Find the word "hunger" in the material below and gather every line that contains it.

TASK INPUTS |
--
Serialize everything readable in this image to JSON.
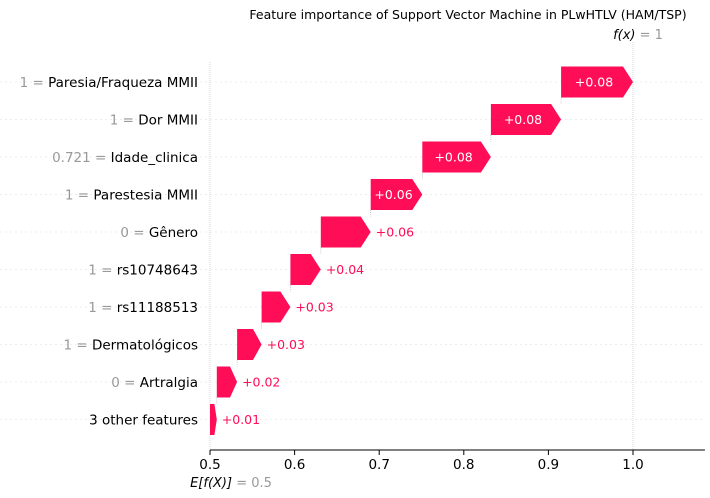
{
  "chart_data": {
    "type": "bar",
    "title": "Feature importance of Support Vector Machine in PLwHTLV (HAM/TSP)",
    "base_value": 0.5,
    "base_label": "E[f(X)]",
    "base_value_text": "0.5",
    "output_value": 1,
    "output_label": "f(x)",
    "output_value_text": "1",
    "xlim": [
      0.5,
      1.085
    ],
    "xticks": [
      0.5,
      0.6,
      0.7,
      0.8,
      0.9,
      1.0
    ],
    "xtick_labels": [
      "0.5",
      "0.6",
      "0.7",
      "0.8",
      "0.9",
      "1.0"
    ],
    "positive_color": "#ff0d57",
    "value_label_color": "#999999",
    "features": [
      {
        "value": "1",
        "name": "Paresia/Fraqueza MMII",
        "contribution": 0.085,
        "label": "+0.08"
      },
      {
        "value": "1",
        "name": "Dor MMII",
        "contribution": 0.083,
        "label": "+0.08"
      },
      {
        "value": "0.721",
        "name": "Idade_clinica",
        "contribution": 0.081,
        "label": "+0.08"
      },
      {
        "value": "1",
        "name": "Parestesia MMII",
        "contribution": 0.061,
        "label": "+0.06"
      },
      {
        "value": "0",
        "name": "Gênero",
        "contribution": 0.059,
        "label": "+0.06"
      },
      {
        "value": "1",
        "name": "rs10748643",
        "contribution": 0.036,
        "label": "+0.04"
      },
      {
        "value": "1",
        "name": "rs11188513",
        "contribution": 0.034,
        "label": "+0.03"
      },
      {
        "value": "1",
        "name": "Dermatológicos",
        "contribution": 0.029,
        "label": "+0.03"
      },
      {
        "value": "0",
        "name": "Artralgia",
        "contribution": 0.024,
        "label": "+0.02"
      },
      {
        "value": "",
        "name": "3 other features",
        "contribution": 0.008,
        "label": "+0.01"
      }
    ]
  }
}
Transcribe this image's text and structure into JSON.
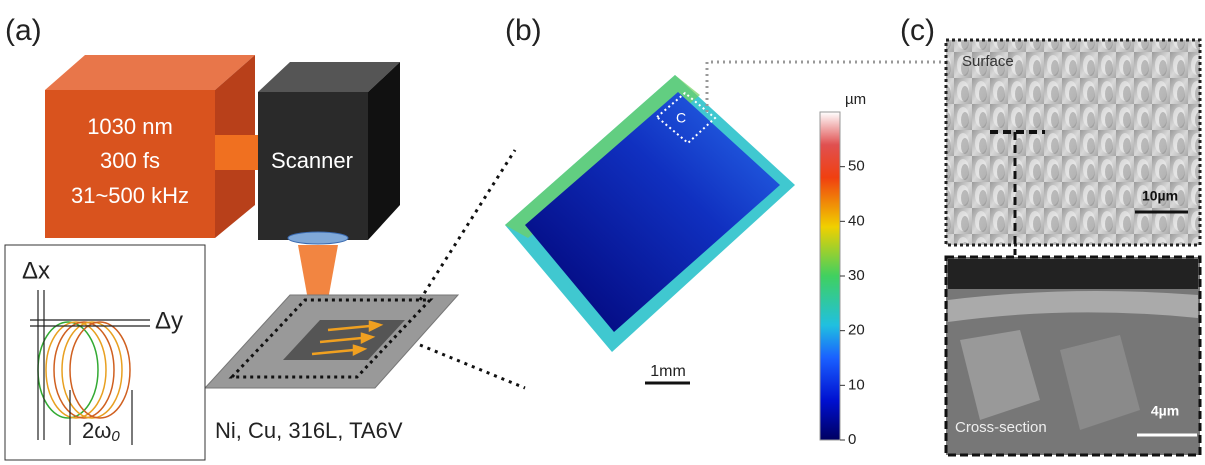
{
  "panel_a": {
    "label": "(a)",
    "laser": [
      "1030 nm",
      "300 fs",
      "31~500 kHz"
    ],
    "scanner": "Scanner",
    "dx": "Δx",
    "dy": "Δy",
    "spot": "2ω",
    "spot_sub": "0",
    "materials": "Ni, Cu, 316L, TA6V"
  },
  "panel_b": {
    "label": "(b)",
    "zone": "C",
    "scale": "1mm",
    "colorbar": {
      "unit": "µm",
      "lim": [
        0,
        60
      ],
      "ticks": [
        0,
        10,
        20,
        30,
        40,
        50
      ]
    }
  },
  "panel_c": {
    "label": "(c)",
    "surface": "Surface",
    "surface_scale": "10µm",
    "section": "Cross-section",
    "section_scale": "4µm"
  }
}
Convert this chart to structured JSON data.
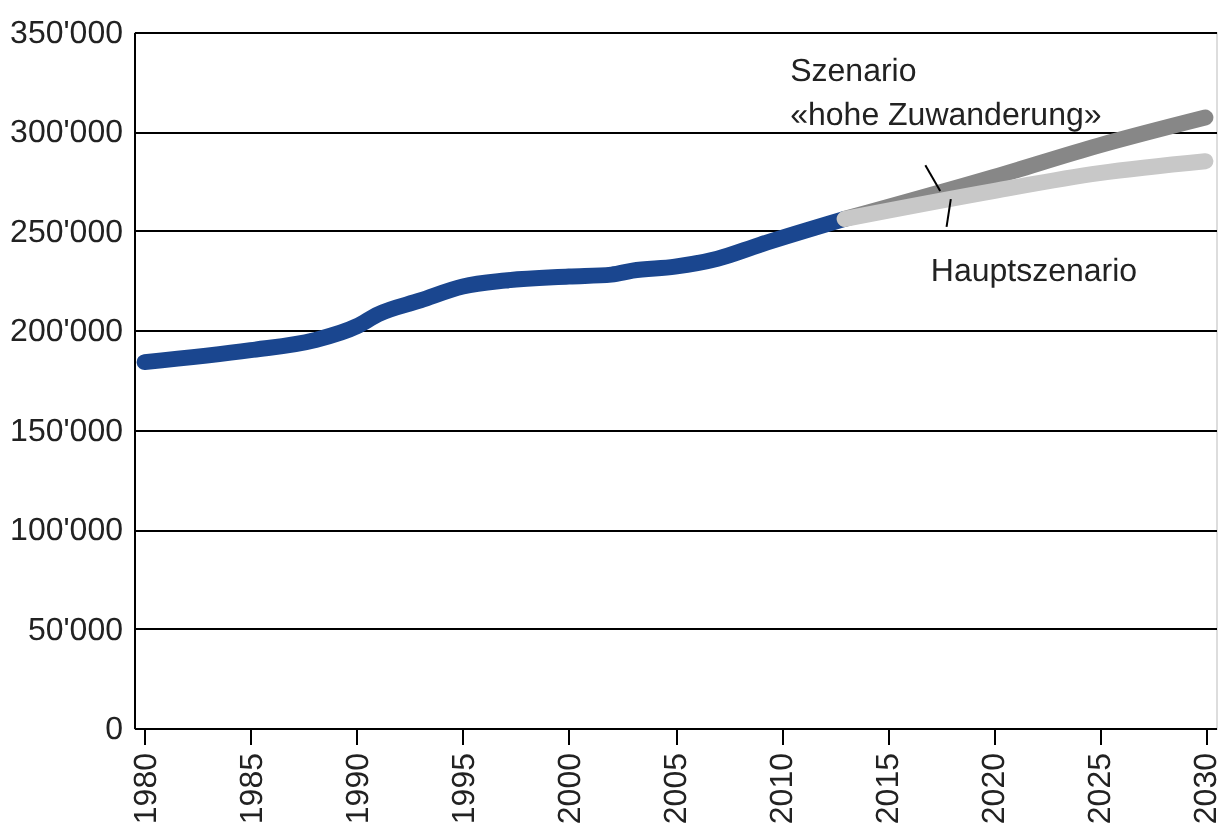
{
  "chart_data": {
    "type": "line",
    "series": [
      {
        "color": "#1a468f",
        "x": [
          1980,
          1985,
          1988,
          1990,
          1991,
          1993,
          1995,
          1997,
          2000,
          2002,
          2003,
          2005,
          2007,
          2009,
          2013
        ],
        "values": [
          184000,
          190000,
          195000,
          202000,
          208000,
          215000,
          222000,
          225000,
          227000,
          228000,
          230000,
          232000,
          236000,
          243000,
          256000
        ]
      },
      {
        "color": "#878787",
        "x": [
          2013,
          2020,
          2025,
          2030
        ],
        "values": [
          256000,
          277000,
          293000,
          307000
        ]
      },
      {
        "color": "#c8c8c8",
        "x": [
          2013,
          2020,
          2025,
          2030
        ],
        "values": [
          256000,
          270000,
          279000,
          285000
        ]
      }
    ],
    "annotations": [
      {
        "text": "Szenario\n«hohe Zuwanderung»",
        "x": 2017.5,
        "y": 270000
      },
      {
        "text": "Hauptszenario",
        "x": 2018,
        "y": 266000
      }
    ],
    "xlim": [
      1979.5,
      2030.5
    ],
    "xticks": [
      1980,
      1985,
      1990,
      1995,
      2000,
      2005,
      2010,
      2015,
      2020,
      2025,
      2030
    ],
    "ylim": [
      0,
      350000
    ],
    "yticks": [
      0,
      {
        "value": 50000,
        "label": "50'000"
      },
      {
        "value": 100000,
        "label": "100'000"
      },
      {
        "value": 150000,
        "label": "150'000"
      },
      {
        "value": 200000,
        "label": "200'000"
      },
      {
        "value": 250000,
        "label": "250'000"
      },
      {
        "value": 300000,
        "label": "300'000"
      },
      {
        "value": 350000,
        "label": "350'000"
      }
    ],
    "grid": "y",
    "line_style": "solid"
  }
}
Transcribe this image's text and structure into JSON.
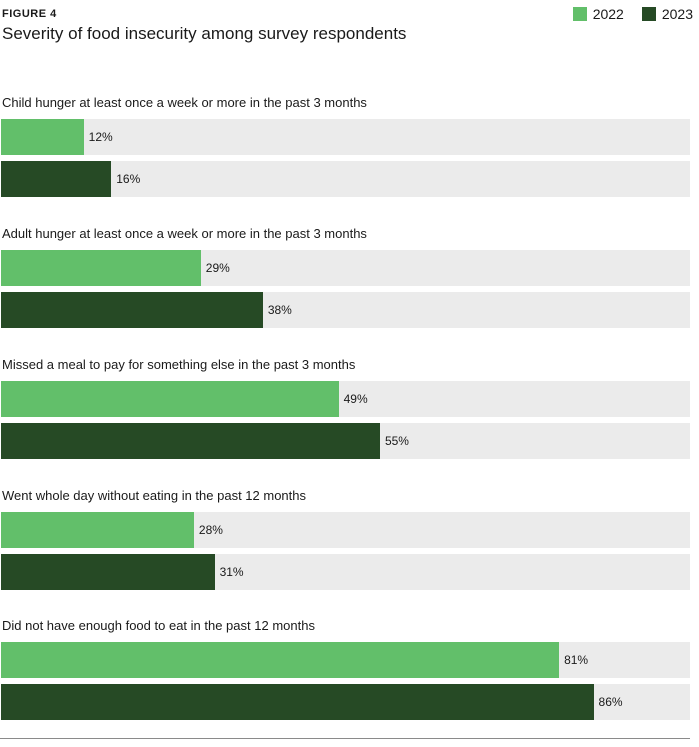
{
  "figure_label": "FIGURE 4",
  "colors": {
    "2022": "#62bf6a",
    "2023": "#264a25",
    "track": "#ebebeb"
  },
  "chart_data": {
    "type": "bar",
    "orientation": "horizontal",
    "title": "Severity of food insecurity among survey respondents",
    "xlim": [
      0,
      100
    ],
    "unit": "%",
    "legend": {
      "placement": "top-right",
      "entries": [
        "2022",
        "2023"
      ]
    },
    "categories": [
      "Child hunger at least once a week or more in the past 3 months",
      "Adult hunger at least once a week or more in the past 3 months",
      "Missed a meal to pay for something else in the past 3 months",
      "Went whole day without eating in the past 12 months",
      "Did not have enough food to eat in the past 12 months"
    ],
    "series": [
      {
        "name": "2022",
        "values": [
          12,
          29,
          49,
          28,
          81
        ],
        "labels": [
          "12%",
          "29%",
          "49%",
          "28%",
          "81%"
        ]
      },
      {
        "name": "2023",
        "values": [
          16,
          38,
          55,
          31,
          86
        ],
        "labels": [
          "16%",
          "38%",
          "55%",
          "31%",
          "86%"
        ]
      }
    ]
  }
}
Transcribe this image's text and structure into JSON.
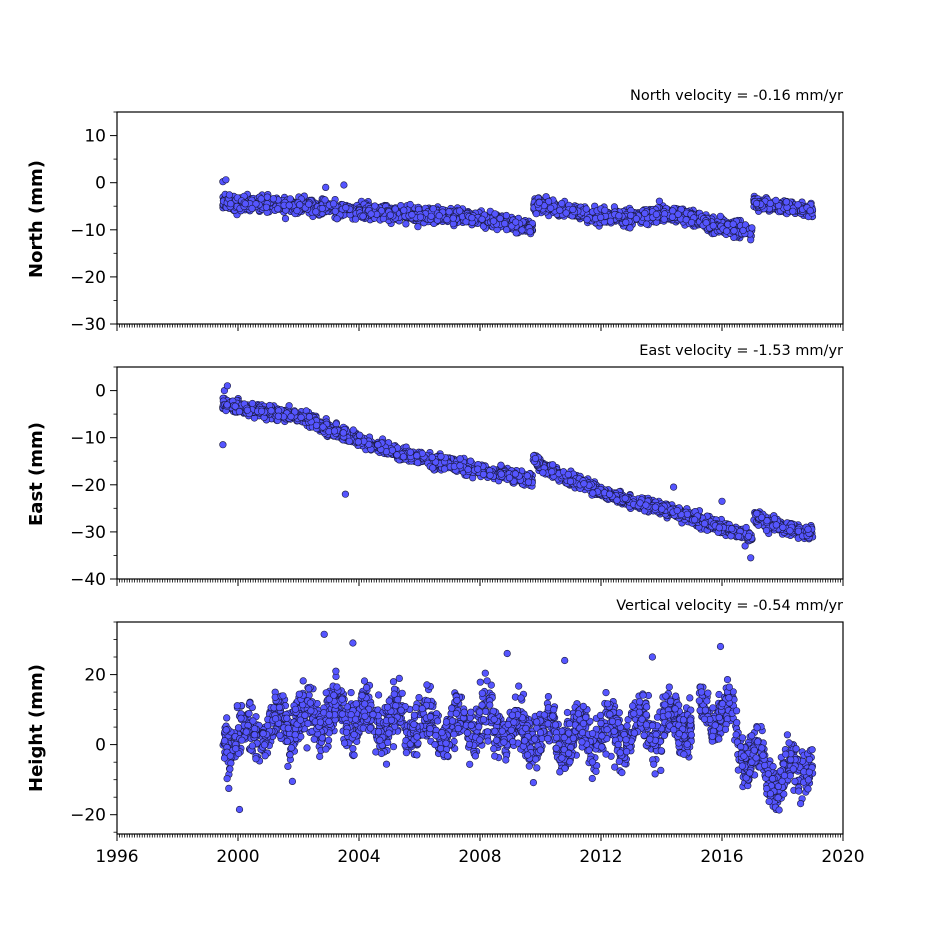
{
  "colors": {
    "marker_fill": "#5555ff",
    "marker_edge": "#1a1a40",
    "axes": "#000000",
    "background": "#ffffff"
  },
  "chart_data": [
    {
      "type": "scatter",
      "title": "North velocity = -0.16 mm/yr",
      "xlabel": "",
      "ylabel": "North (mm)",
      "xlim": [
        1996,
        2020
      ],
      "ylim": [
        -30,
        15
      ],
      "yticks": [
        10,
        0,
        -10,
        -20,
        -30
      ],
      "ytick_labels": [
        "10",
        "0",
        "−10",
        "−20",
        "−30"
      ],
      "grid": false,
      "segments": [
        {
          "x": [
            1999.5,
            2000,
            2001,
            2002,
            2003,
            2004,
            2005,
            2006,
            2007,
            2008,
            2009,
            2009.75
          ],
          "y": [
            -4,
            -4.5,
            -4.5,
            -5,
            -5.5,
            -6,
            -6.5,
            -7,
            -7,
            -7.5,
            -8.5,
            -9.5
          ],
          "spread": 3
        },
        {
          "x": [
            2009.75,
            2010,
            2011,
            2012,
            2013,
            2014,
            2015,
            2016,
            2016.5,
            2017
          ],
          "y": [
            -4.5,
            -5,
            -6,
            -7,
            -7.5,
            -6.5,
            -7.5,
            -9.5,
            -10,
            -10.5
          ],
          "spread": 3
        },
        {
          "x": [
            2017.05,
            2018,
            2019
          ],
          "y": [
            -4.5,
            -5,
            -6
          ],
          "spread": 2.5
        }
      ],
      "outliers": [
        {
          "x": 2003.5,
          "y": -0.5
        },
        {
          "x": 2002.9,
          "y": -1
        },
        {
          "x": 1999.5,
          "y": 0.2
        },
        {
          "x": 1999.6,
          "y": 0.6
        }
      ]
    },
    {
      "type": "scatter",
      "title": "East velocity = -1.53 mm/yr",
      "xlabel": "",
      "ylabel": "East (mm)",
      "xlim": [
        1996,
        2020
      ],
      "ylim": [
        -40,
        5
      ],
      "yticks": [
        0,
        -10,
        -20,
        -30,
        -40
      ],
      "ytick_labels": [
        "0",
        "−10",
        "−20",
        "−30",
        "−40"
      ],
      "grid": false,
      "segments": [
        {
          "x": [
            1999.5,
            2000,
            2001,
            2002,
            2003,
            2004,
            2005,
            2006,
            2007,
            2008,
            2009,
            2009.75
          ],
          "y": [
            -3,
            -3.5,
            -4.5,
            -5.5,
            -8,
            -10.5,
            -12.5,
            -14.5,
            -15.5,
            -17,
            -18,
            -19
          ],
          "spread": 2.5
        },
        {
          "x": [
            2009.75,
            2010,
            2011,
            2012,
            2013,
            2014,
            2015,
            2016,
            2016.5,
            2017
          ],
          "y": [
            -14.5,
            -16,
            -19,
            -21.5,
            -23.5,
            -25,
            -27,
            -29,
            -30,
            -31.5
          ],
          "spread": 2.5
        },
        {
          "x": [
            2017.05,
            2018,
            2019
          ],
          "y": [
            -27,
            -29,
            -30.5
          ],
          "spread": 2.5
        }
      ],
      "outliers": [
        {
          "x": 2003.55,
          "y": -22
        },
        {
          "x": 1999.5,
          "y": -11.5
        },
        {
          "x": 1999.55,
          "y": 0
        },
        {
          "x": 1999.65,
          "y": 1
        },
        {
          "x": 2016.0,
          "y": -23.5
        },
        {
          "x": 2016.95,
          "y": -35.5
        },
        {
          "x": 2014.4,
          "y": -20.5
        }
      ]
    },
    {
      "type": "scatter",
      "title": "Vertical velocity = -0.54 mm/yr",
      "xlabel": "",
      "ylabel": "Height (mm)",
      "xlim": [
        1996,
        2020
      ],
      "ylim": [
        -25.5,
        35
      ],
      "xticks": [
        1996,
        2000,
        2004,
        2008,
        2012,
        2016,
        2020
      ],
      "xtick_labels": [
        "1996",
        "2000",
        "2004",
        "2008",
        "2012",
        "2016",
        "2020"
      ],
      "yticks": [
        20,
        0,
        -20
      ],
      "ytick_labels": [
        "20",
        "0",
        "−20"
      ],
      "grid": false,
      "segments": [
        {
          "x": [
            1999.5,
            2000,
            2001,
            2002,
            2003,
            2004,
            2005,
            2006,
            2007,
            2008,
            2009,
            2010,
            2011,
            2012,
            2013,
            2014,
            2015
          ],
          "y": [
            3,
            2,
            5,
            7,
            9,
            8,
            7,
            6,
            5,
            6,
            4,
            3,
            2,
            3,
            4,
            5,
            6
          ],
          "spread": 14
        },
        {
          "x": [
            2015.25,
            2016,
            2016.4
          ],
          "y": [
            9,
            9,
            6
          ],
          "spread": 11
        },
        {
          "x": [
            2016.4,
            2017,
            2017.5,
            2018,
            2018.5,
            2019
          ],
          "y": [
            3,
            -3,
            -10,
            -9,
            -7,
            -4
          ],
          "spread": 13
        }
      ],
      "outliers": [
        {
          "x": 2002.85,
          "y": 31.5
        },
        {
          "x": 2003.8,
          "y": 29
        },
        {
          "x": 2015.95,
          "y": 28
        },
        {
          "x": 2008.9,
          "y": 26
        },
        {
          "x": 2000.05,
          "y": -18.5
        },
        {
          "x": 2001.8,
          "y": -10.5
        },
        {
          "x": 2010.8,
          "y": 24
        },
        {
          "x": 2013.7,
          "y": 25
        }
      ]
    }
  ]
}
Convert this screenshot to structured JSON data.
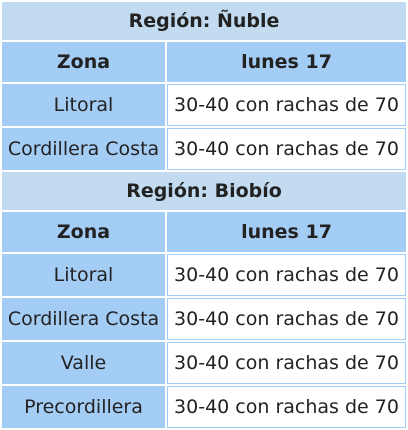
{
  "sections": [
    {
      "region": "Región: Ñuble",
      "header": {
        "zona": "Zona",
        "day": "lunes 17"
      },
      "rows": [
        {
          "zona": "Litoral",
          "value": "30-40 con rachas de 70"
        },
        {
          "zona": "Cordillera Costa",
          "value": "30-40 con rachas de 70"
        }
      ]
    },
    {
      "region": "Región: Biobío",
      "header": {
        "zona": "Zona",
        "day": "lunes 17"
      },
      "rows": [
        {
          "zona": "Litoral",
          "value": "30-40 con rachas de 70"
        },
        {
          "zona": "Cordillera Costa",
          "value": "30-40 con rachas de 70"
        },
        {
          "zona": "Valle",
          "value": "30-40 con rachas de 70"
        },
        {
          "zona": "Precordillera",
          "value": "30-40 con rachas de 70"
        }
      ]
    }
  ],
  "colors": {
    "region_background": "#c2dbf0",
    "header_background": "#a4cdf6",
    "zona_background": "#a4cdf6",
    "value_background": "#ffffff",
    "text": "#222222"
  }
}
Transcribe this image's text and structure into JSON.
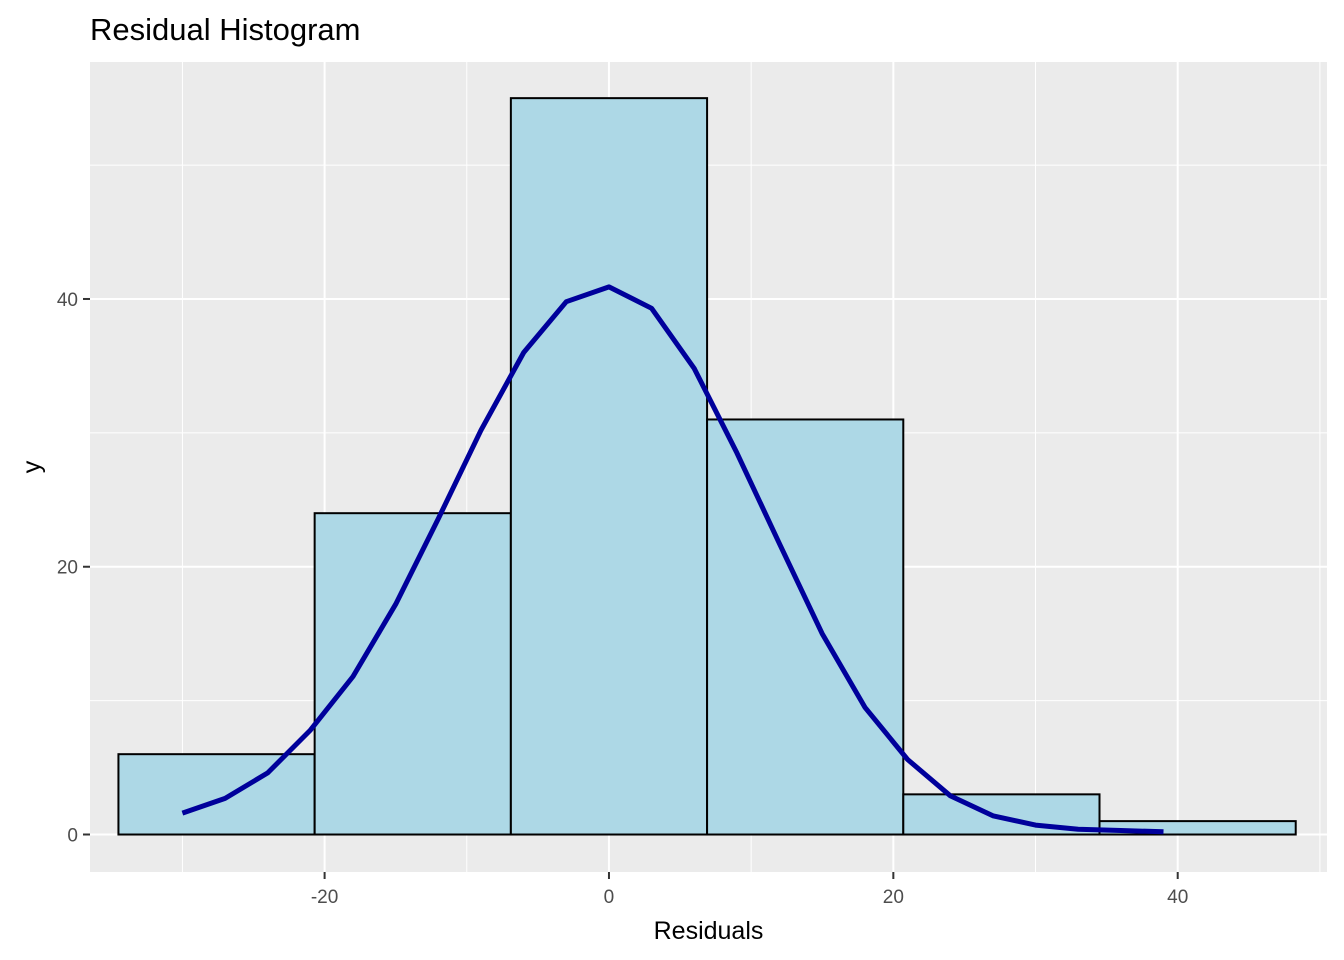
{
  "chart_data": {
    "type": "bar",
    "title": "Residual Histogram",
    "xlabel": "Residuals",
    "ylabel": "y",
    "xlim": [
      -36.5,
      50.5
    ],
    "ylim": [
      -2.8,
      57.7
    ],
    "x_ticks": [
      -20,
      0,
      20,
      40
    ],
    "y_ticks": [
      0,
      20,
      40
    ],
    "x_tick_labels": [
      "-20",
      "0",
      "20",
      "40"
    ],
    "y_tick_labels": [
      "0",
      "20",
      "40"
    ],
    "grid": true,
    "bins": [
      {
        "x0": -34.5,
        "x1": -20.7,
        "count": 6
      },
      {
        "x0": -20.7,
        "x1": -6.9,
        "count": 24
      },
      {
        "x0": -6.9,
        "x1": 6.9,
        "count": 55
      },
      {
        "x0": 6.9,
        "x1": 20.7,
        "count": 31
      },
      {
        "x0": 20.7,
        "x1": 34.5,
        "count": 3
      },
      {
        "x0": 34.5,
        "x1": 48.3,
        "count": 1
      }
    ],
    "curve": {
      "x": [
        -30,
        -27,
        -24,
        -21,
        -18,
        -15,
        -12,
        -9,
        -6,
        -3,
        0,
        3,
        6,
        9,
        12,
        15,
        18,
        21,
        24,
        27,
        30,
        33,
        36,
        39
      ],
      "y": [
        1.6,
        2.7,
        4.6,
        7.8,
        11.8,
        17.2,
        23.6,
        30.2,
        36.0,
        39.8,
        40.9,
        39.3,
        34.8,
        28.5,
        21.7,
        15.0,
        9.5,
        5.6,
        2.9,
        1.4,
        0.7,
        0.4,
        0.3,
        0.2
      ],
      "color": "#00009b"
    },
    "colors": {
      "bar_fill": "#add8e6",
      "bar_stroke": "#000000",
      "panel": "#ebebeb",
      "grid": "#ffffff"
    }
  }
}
--
SOLUTION TO THIS TASK |
      "Child hunger at least once a week or more in the past 3 months",
      "Adult hunger at least once a week or more in the past 3 months",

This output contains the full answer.